* Start *

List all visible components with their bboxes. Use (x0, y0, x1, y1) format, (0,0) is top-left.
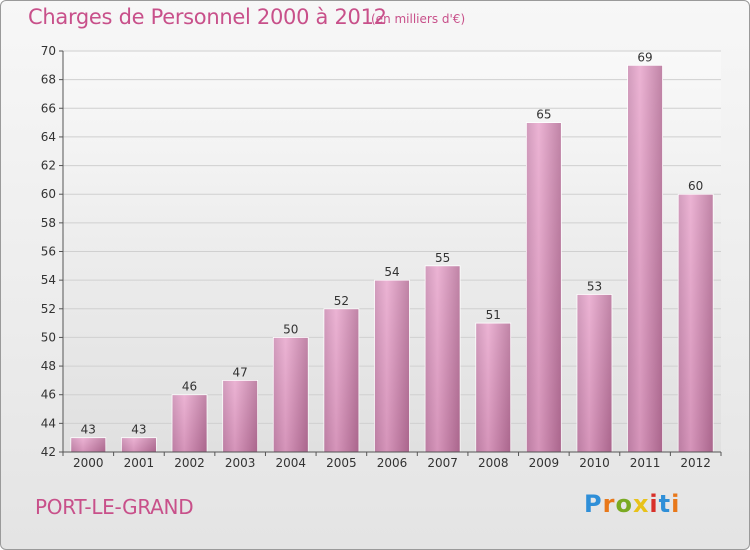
bar-value-label: 43 (81, 423, 96, 437)
y-tick-label: 54 (41, 273, 56, 287)
bar-value-label: 47 (233, 365, 248, 379)
bar-value-label: 69 (637, 50, 652, 64)
chart-subtitle: (en milliers d'€) (371, 12, 466, 26)
bar-value-label: 52 (334, 294, 349, 308)
commune-name: PORT-LE-GRAND (35, 495, 194, 519)
bar-value-label: 46 (182, 380, 197, 394)
bar-shade (70, 437, 106, 452)
bar-value-label: 60 (688, 179, 703, 193)
logo-letter: o (615, 490, 633, 518)
chart-title: Charges de Personnel 2000 à 2012 (28, 5, 387, 29)
y-tick-label: 70 (41, 44, 56, 58)
bar-shade (526, 122, 562, 452)
y-tick-label: 46 (41, 388, 56, 402)
x-tick-label: 2008 (478, 456, 509, 470)
bar-shade (627, 65, 663, 453)
bar-value-label: 50 (283, 322, 298, 336)
bar-shade (121, 437, 157, 452)
bar-value-label: 53 (587, 279, 602, 293)
x-tick-label: 2001 (124, 456, 155, 470)
x-tick-label: 2010 (579, 456, 610, 470)
y-tick-label: 64 (41, 130, 56, 144)
bar-shade (425, 265, 461, 452)
x-tick-label: 2002 (174, 456, 205, 470)
bar-shade (222, 380, 258, 452)
bar-value-label: 43 (131, 423, 146, 437)
bar-shade (273, 337, 309, 452)
y-tick-label: 52 (41, 302, 56, 316)
bar-value-label: 55 (435, 251, 450, 265)
x-tick-label: 2004 (275, 456, 306, 470)
bar-shade (374, 280, 410, 452)
x-tick-label: 2007 (427, 456, 458, 470)
x-tick-label: 2011 (630, 456, 661, 470)
y-tick-label: 48 (41, 359, 56, 373)
y-tick-label: 60 (41, 187, 56, 201)
logo-letter: P (584, 490, 603, 518)
bar-shade (576, 294, 612, 452)
y-tick-label: 66 (41, 101, 56, 115)
bar-shade (323, 308, 359, 452)
bar-shade (172, 394, 208, 452)
x-tick-label: 2006 (377, 456, 408, 470)
x-tick-label: 2012 (680, 456, 711, 470)
y-tick-label: 56 (41, 245, 56, 259)
bar-shade (678, 194, 714, 452)
y-tick-label: 44 (41, 416, 56, 430)
logo-letter: t (658, 490, 672, 518)
y-tick-label: 62 (41, 159, 56, 173)
proxiti-logo: Proxiti (584, 490, 680, 518)
logo-letter: i (649, 490, 659, 518)
logo-letter: x (632, 490, 650, 518)
bar-value-label: 54 (384, 265, 399, 279)
bar-value-label: 51 (486, 308, 501, 322)
x-tick-label: 2003 (225, 456, 256, 470)
logo-letter: r (602, 490, 616, 518)
logo-letter: i (671, 490, 681, 518)
x-tick-label: 2005 (326, 456, 357, 470)
y-tick-label: 68 (41, 73, 56, 87)
x-tick-label: 2009 (529, 456, 560, 470)
y-tick-label: 42 (41, 445, 56, 459)
bar-shade (475, 323, 511, 452)
bar-value-label: 65 (536, 108, 551, 122)
y-tick-label: 58 (41, 216, 56, 230)
y-tick-label: 50 (41, 330, 56, 344)
x-tick-label: 2000 (73, 456, 104, 470)
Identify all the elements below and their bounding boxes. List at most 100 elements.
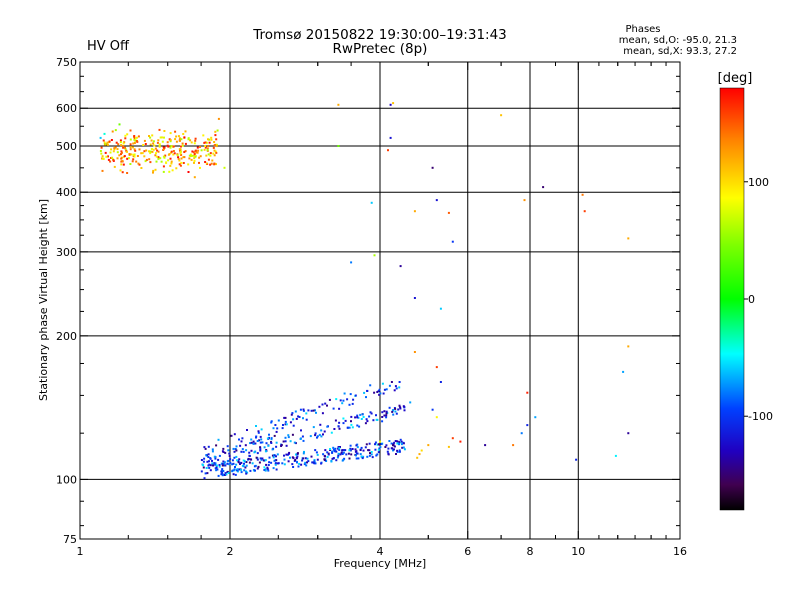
- data-point: [320, 461, 323, 464]
- data-point: [118, 154, 121, 157]
- data-point: [234, 466, 236, 468]
- data-point: [413, 297, 416, 299]
- data-point: [284, 440, 287, 443]
- data-point: [212, 152, 215, 155]
- data-point: [392, 102, 395, 105]
- data-point: [116, 151, 119, 154]
- data-point: [291, 433, 294, 436]
- data-point: [254, 464, 257, 467]
- data-point: [388, 440, 391, 442]
- data-point: [215, 145, 218, 148]
- data-point: [222, 470, 225, 472]
- data-point: [122, 163, 125, 166]
- data-point: [336, 456, 339, 459]
- data-point: [394, 407, 397, 410]
- data-point: [314, 432, 317, 435]
- data-point: [338, 407, 341, 410]
- data-point: [180, 145, 182, 148]
- data-point: [332, 446, 335, 449]
- data-point: [207, 145, 210, 147]
- data-point: [361, 457, 364, 460]
- data-point: [398, 386, 401, 389]
- data-point: [166, 141, 169, 144]
- data-point: [235, 463, 238, 466]
- data-point: [148, 135, 150, 137]
- data-point: [301, 435, 304, 438]
- data-point: [227, 472, 230, 474]
- colorbar: [719, 87, 745, 511]
- data-point: [204, 161, 207, 163]
- data-point: [402, 405, 405, 408]
- data-point: [178, 139, 181, 142]
- data-point: [459, 440, 462, 443]
- data-point: [354, 416, 357, 419]
- data-point: [264, 469, 267, 472]
- data-point: [156, 149, 159, 152]
- data-point: [133, 135, 136, 137]
- data-point: [158, 145, 161, 148]
- data-point: [383, 410, 386, 413]
- plot-grid: [80, 62, 680, 539]
- data-point: [164, 154, 167, 157]
- data-point: [275, 459, 278, 462]
- data-point: [214, 134, 217, 137]
- data-point: [337, 145, 340, 147]
- data-point: [129, 143, 132, 146]
- data-point: [270, 438, 273, 441]
- data-point: [356, 416, 359, 419]
- data-point: [242, 465, 245, 468]
- data-point: [365, 418, 368, 421]
- x-tick-label: 8: [527, 545, 534, 558]
- data-point: [287, 452, 290, 455]
- data-point: [183, 136, 186, 139]
- data-point: [351, 402, 354, 405]
- data-point: [169, 132, 172, 135]
- data-point: [310, 455, 313, 458]
- data-point: [301, 459, 304, 462]
- data-point: [259, 449, 262, 452]
- data-point: [247, 457, 250, 460]
- data-point: [224, 474, 227, 476]
- data-point: [210, 136, 213, 139]
- data-point: [123, 155, 126, 158]
- data-point: [198, 161, 200, 164]
- data-point: [330, 431, 333, 434]
- data-point: [305, 412, 308, 415]
- data-point: [217, 474, 220, 477]
- data-point: [102, 157, 105, 160]
- data-point: [583, 210, 586, 213]
- data-point: [178, 163, 181, 166]
- data-point: [145, 158, 148, 161]
- data-point: [259, 435, 262, 438]
- data-point: [331, 457, 334, 460]
- data-point: [227, 449, 230, 452]
- data-point: [218, 464, 221, 466]
- data-point: [295, 456, 298, 459]
- data-point: [351, 426, 354, 429]
- data-point: [236, 470, 239, 473]
- data-point: [313, 459, 316, 462]
- data-point: [183, 156, 186, 159]
- data-point: [239, 463, 241, 465]
- data-point: [439, 381, 442, 383]
- data-point: [167, 159, 170, 162]
- data-point: [396, 449, 399, 452]
- data-point: [157, 139, 160, 142]
- data-point: [534, 416, 537, 419]
- data-point: [435, 199, 438, 202]
- y-tick-label: 400: [56, 186, 77, 199]
- data-point: [132, 142, 135, 145]
- data-point: [367, 449, 370, 452]
- data-point: [208, 138, 211, 141]
- data-point: [332, 407, 335, 410]
- data-point: [204, 146, 207, 149]
- data-point: [102, 139, 105, 142]
- data-point: [182, 133, 185, 135]
- data-point: [122, 142, 125, 145]
- data-point: [212, 464, 215, 467]
- data-point: [350, 415, 353, 418]
- data-point: [203, 446, 206, 449]
- data-point: [119, 169, 122, 172]
- data-point: [101, 157, 104, 160]
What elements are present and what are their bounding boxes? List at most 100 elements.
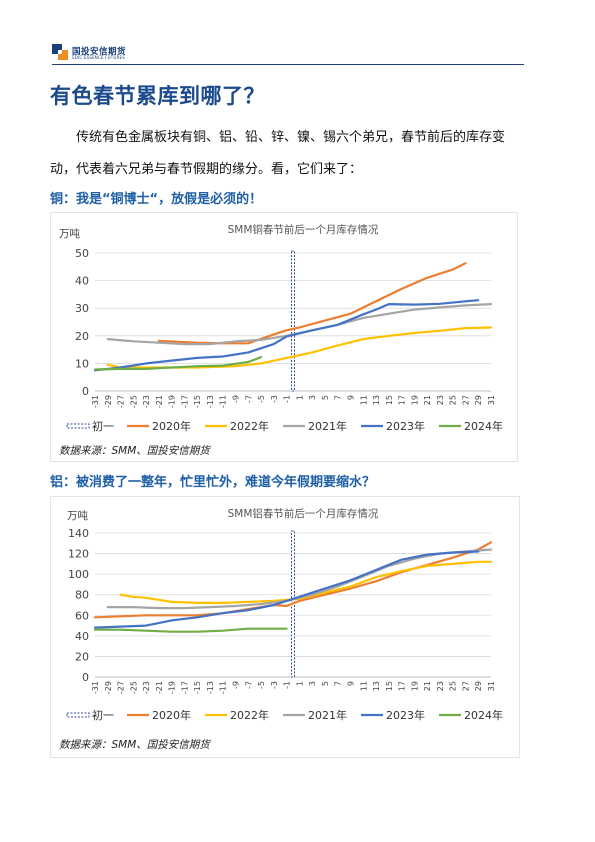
aluminum-chart-source: 数据来源：SMM、国投安信期货 <box>59 739 210 751</box>
page-title: 有色春节累库到哪了？ <box>50 84 265 108</box>
legend-item: 2023年 <box>361 708 425 722</box>
x-tick-label: 17 <box>398 681 407 691</box>
series-line-2024年 <box>93 627 288 633</box>
y-tick-label: 30 <box>75 302 89 315</box>
x-tick-label: -17 <box>180 395 189 408</box>
x-tick-label: 23 <box>436 395 445 405</box>
x-tick-label: 29 <box>474 395 483 405</box>
legend-label: 2024年 <box>464 419 503 433</box>
x-tick-label: -31 <box>91 681 100 694</box>
aluminum-chart-panel: SMM铝春节前后一个月库存情况 万吨 0 20 40 60 80 100 120 140 -31 -2… <box>50 496 520 758</box>
legend-label: 2020年 <box>152 708 191 722</box>
y-tick-label: 60 <box>75 609 89 622</box>
series-line-2023年 <box>93 299 480 372</box>
x-tick-label: -15 <box>193 395 202 408</box>
x-tick-label: -3 <box>270 395 279 403</box>
series-line-2024年 <box>93 356 263 371</box>
series-line-2022年 <box>106 326 493 369</box>
legend-item: 2020年 <box>127 708 191 722</box>
legend-item: 2021年 <box>283 419 347 433</box>
x-tick-label: 19 <box>410 681 419 691</box>
y-tick-label: 40 <box>75 275 89 288</box>
series-line-2020年 <box>93 541 493 619</box>
y-tick-label: 40 <box>75 630 89 643</box>
x-tick-label: 5 <box>321 395 330 400</box>
x-tick-label: 15 <box>385 681 394 691</box>
x-tick-label: -13 <box>206 681 215 694</box>
x-tick-label: 21 <box>423 681 432 691</box>
series-line-2023年 <box>93 550 480 629</box>
legend-label: 2024年 <box>464 708 503 722</box>
x-tick-label: 31 <box>487 681 496 691</box>
legend-label: 2023年 <box>386 708 425 722</box>
x-tick-label: -17 <box>180 681 189 694</box>
legend-item: 2024年 <box>439 419 503 433</box>
legend-label: 初一 <box>92 708 114 722</box>
y-tick-label: 80 <box>75 589 89 602</box>
legend-label: 2022年 <box>230 708 269 722</box>
x-tick-label: -13 <box>206 395 215 408</box>
x-tick-label: -23 <box>142 395 151 408</box>
legend-label: 2021年 <box>308 708 347 722</box>
x-tick-label: 27 <box>461 395 470 405</box>
x-tick-label: -1 <box>283 681 292 689</box>
y-tick-label: 50 <box>75 247 89 260</box>
y-tick-label: 20 <box>75 650 89 663</box>
x-tick-label: -27 <box>117 681 126 694</box>
x-tick-label: 31 <box>487 395 496 405</box>
x-tick-label: 1 <box>295 395 304 400</box>
x-tick-label: 29 <box>474 681 483 691</box>
chart-title: SMM铜春节前后一个月库存情况 <box>228 223 379 236</box>
legend-label: 2021年 <box>308 419 347 433</box>
x-tick-label: 21 <box>423 395 432 405</box>
x-tick-label: -23 <box>142 681 151 694</box>
legend-item: 初一 <box>66 708 114 722</box>
y-tick-label: 100 <box>68 568 89 581</box>
x-tick-label: 3 <box>308 395 317 400</box>
x-tick-label: -19 <box>168 681 177 694</box>
legend-label: 初一 <box>92 419 114 433</box>
x-tick-label: 9 <box>346 681 355 686</box>
company-name: 国投安信期货 <box>72 47 127 57</box>
y-tick-label: 140 <box>68 527 89 540</box>
y-tick-label: 0 <box>82 671 89 684</box>
x-tick-label: 7 <box>334 395 343 400</box>
x-tick-label: -21 <box>155 681 164 694</box>
x-tick-label: -7 <box>244 681 253 689</box>
section-heading-copper: 铜：我是“铜博士“，放假是必须的！ <box>50 192 263 207</box>
x-tick-label: -25 <box>129 395 138 408</box>
x-tick-label: -3 <box>270 681 279 689</box>
x-tick-label: -5 <box>257 395 266 403</box>
x-tick-label: -27 <box>117 395 126 408</box>
x-tick-label: 25 <box>449 395 458 405</box>
x-tick-label: 17 <box>398 395 407 405</box>
x-tick-label: 25 <box>449 681 458 691</box>
legend-item: 2022年 <box>205 708 269 722</box>
intro-paragraph: 传统有色金属板块有铜、铝、铅、锌、镍、锡六个弟兄，春节前后的库存变动，代表着六兄… <box>50 130 506 177</box>
y-tick-label: 0 <box>82 385 89 398</box>
copper-chart-panel: SMM铜春节前后一个月库存情况 万吨 0 10 20 30 40 50 -31 -29 -27 -25… <box>50 212 518 462</box>
legend-label: 2020年 <box>152 419 191 433</box>
series-line-2021年 <box>106 303 493 346</box>
x-tick-label: 9 <box>346 395 355 400</box>
y-tick-label: 20 <box>75 330 89 343</box>
chart-title: SMM铝春节前后一个月库存情况 <box>228 507 379 520</box>
x-tick-label: 27 <box>461 681 470 691</box>
y-tick-label: 120 <box>68 548 89 561</box>
x-tick-label: -25 <box>129 681 138 694</box>
x-tick-label: -11 <box>219 395 228 408</box>
company-logo-icon <box>52 44 68 60</box>
x-tick-label: 19 <box>410 395 419 405</box>
x-tick-label: -15 <box>193 681 202 694</box>
x-tick-label: -29 <box>104 395 113 408</box>
x-tick-label: 23 <box>436 681 445 691</box>
x-tick-label: -9 <box>232 681 241 689</box>
x-tick-label: 1 <box>295 681 304 686</box>
legend-label: 2022年 <box>230 419 269 433</box>
x-tick-label: -29 <box>104 681 113 694</box>
x-tick-label: 13 <box>372 681 381 691</box>
page-header: 国投安信期货 SDIC ESSENCE FUTURES <box>52 42 524 66</box>
x-tick-label: 11 <box>359 395 368 405</box>
x-tick-label: 15 <box>385 395 394 405</box>
y-tick-label: 10 <box>75 357 89 370</box>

* End *

Requirement: Write out the lines between the one holding "bar-value-label: 43 (81, 423, 96, 437)" and the one holding "bar-value-label: 53 (587, 279, 602, 293)", inclusive.

Answer to the exercise:
bar-value-label: 43 (81, 423, 96, 437)
y-tick-label: 54 (41, 273, 56, 287)
bar-value-label: 47 (233, 365, 248, 379)
bar-value-label: 69 (637, 50, 652, 64)
chart-subtitle: (en milliers d'€) (371, 12, 466, 26)
bar-value-label: 52 (334, 294, 349, 308)
commune-name: PORT-LE-GRAND (35, 495, 194, 519)
bar-value-label: 46 (182, 380, 197, 394)
bar-shade (70, 437, 106, 452)
bar-value-label: 60 (688, 179, 703, 193)
logo-letter: o (615, 490, 633, 518)
chart-title: Charges de Personnel 2000 à 2012 (28, 5, 387, 29)
y-tick-label: 70 (41, 44, 56, 58)
bar-shade (526, 122, 562, 452)
y-tick-label: 46 (41, 388, 56, 402)
x-tick-label: 2008 (478, 456, 509, 470)
bar-shade (627, 65, 663, 453)
bar-value-label: 50 (283, 322, 298, 336)
bar-shade (121, 437, 157, 452)
bar-value-label: 53 (587, 279, 602, 293)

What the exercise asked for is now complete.